# [Exercise goal]
Copy out all the entries word for word.

# [Data lines]
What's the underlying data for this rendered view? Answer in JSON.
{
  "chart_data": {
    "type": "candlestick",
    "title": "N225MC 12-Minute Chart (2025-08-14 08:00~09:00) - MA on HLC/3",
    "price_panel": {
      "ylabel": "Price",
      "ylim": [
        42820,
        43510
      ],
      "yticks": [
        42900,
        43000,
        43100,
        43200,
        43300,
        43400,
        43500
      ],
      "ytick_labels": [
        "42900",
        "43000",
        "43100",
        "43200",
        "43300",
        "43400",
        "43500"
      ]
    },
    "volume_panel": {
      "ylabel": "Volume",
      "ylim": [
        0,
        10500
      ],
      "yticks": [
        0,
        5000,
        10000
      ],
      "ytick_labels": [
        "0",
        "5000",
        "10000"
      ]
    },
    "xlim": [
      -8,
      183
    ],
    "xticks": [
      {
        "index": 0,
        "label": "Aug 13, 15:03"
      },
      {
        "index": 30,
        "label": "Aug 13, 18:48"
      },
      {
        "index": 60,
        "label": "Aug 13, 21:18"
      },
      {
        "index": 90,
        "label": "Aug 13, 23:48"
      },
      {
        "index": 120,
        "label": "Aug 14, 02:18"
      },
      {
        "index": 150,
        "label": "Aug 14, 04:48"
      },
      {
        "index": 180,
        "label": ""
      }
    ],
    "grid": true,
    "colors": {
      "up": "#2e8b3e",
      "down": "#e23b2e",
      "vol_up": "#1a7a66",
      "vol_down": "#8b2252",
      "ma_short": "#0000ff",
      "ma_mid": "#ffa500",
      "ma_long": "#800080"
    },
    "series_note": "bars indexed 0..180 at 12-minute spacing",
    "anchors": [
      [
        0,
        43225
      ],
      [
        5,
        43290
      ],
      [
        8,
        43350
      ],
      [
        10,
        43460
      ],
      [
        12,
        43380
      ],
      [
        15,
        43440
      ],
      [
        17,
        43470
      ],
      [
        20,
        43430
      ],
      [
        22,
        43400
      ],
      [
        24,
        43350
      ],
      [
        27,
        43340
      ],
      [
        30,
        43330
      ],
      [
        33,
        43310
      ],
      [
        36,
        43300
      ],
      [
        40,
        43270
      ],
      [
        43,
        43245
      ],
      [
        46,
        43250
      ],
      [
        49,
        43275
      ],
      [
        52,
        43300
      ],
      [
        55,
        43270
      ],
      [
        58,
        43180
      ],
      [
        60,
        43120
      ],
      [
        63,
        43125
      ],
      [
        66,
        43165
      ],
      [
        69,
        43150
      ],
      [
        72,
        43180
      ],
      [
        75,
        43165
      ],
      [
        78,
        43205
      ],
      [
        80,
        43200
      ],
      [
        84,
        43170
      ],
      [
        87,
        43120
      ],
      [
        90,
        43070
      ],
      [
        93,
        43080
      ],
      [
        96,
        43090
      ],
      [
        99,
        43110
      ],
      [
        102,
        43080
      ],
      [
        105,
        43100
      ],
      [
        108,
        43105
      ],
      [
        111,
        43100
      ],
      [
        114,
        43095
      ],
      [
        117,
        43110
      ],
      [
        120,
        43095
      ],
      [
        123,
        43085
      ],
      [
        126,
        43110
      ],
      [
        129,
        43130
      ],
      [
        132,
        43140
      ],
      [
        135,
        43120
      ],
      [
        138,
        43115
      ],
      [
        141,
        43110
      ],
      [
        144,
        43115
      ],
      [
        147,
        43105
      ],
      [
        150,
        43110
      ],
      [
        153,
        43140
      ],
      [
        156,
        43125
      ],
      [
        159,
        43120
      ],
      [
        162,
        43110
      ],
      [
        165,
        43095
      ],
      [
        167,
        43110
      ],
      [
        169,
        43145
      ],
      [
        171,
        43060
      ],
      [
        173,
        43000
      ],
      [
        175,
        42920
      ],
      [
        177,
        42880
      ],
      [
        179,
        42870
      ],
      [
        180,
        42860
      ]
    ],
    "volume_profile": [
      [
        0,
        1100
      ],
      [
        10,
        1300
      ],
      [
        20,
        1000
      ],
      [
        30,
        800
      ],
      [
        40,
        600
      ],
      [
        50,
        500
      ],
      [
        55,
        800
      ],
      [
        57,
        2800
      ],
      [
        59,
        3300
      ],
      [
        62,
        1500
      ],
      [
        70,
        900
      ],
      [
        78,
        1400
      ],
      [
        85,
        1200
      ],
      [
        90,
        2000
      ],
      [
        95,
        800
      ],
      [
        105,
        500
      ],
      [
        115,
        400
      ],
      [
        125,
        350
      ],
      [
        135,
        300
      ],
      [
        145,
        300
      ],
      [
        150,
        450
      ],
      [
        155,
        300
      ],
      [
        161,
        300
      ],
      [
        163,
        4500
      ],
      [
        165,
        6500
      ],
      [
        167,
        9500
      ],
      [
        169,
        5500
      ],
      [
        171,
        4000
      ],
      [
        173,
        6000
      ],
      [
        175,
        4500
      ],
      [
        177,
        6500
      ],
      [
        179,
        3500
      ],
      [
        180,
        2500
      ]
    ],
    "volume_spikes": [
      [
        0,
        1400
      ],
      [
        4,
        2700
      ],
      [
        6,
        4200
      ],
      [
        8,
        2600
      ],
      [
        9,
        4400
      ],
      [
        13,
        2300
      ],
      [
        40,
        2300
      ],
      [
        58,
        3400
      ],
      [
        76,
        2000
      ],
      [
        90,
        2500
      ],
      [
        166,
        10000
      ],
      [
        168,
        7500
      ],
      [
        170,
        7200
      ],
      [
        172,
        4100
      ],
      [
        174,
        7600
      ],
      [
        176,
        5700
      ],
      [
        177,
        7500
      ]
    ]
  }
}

# [Output of the exercise]
What's the underlying data for this rendered view? Answer in JSON.
{
  "chart_data": {
    "type": "candlestick",
    "title": "N225MC 12-Minute Chart (2025-08-14 08:00~09:00) - MA on HLC/3",
    "price_panel": {
      "ylabel": "Price",
      "ylim": [
        42820,
        43510
      ],
      "yticks": [
        42900,
        43000,
        43100,
        43200,
        43300,
        43400,
        43500
      ],
      "ytick_labels": [
        "42900",
        "43000",
        "43100",
        "43200",
        "43300",
        "43400",
        "43500"
      ]
    },
    "volume_panel": {
      "ylabel": "Volume",
      "ylim": [
        0,
        10500
      ],
      "yticks": [
        0,
        5000,
        10000
      ],
      "ytick_labels": [
        "0",
        "5000",
        "10000"
      ]
    },
    "xlim": [
      -8,
      183
    ],
    "xticks": [
      {
        "index": 0,
        "label": "Aug 13, 15:03"
      },
      {
        "index": 30,
        "label": "Aug 13, 18:48"
      },
      {
        "index": 60,
        "label": "Aug 13, 21:18"
      },
      {
        "index": 90,
        "label": "Aug 13, 23:48"
      },
      {
        "index": 120,
        "label": "Aug 14, 02:18"
      },
      {
        "index": 150,
        "label": "Aug 14, 04:48"
      },
      {
        "index": 180,
        "label": ""
      }
    ],
    "grid": true,
    "colors": {
      "up": "#2e8b3e",
      "down": "#e23b2e",
      "vol_up": "#1a7a66",
      "vol_down": "#8b2252",
      "ma_short": "#0000ff",
      "ma_mid": "#ffa500",
      "ma_long": "#800080"
    },
    "series_note": "bars indexed 0..180 at 12-minute spacing",
    "anchors": [
      [
        0,
        43225
      ],
      [
        5,
        43290
      ],
      [
        8,
        43350
      ],
      [
        10,
        43460
      ],
      [
        12,
        43380
      ],
      [
        15,
        43440
      ],
      [
        17,
        43470
      ],
      [
        20,
        43430
      ],
      [
        22,
        43400
      ],
      [
        24,
        43350
      ],
      [
        27,
        43340
      ],
      [
        30,
        43330
      ],
      [
        33,
        43310
      ],
      [
        36,
        43300
      ],
      [
        40,
        43270
      ],
      [
        43,
        43245
      ],
      [
        46,
        43250
      ],
      [
        49,
        43275
      ],
      [
        52,
        43300
      ],
      [
        55,
        43270
      ],
      [
        58,
        43180
      ],
      [
        60,
        43120
      ],
      [
        63,
        43125
      ],
      [
        66,
        43165
      ],
      [
        69,
        43150
      ],
      [
        72,
        43180
      ],
      [
        75,
        43165
      ],
      [
        78,
        43205
      ],
      [
        80,
        43200
      ],
      [
        84,
        43170
      ],
      [
        87,
        43120
      ],
      [
        90,
        43070
      ],
      [
        93,
        43080
      ],
      [
        96,
        43090
      ],
      [
        99,
        43110
      ],
      [
        102,
        43080
      ],
      [
        105,
        43100
      ],
      [
        108,
        43105
      ],
      [
        111,
        43100
      ],
      [
        114,
        43095
      ],
      [
        117,
        43110
      ],
      [
        120,
        43095
      ],
      [
        123,
        43085
      ],
      [
        126,
        43110
      ],
      [
        129,
        43130
      ],
      [
        132,
        43140
      ],
      [
        135,
        43120
      ],
      [
        138,
        43115
      ],
      [
        141,
        43110
      ],
      [
        144,
        43115
      ],
      [
        147,
        43105
      ],
      [
        150,
        43110
      ],
      [
        153,
        43140
      ],
      [
        156,
        43125
      ],
      [
        159,
        43120
      ],
      [
        162,
        43110
      ],
      [
        165,
        43095
      ],
      [
        167,
        43110
      ],
      [
        169,
        43145
      ],
      [
        171,
        43060
      ],
      [
        173,
        43000
      ],
      [
        175,
        42920
      ],
      [
        177,
        42880
      ],
      [
        179,
        42870
      ],
      [
        180,
        42860
      ]
    ],
    "volume_profile": [
      [
        0,
        1100
      ],
      [
        10,
        1300
      ],
      [
        20,
        1000
      ],
      [
        30,
        800
      ],
      [
        40,
        600
      ],
      [
        50,
        500
      ],
      [
        55,
        800
      ],
      [
        57,
        2800
      ],
      [
        59,
        3300
      ],
      [
        62,
        1500
      ],
      [
        70,
        900
      ],
      [
        78,
        1400
      ],
      [
        85,
        1200
      ],
      [
        90,
        2000
      ],
      [
        95,
        800
      ],
      [
        105,
        500
      ],
      [
        115,
        400
      ],
      [
        125,
        350
      ],
      [
        135,
        300
      ],
      [
        145,
        300
      ],
      [
        150,
        450
      ],
      [
        155,
        300
      ],
      [
        161,
        300
      ],
      [
        163,
        4500
      ],
      [
        165,
        6500
      ],
      [
        167,
        9500
      ],
      [
        169,
        5500
      ],
      [
        171,
        4000
      ],
      [
        173,
        6000
      ],
      [
        175,
        4500
      ],
      [
        177,
        6500
      ],
      [
        179,
        3500
      ],
      [
        180,
        2500
      ]
    ],
    "volume_spikes": [
      [
        0,
        1400
      ],
      [
        4,
        2700
      ],
      [
        6,
        4200
      ],
      [
        8,
        2600
      ],
      [
        9,
        4400
      ],
      [
        13,
        2300
      ],
      [
        40,
        2300
      ],
      [
        58,
        3400
      ],
      [
        76,
        2000
      ],
      [
        90,
        2500
      ],
      [
        166,
        10000
      ],
      [
        168,
        7500
      ],
      [
        170,
        7200
      ],
      [
        172,
        4100
      ],
      [
        174,
        7600
      ],
      [
        176,
        5700
      ],
      [
        177,
        7500
      ]
    ]
  }
}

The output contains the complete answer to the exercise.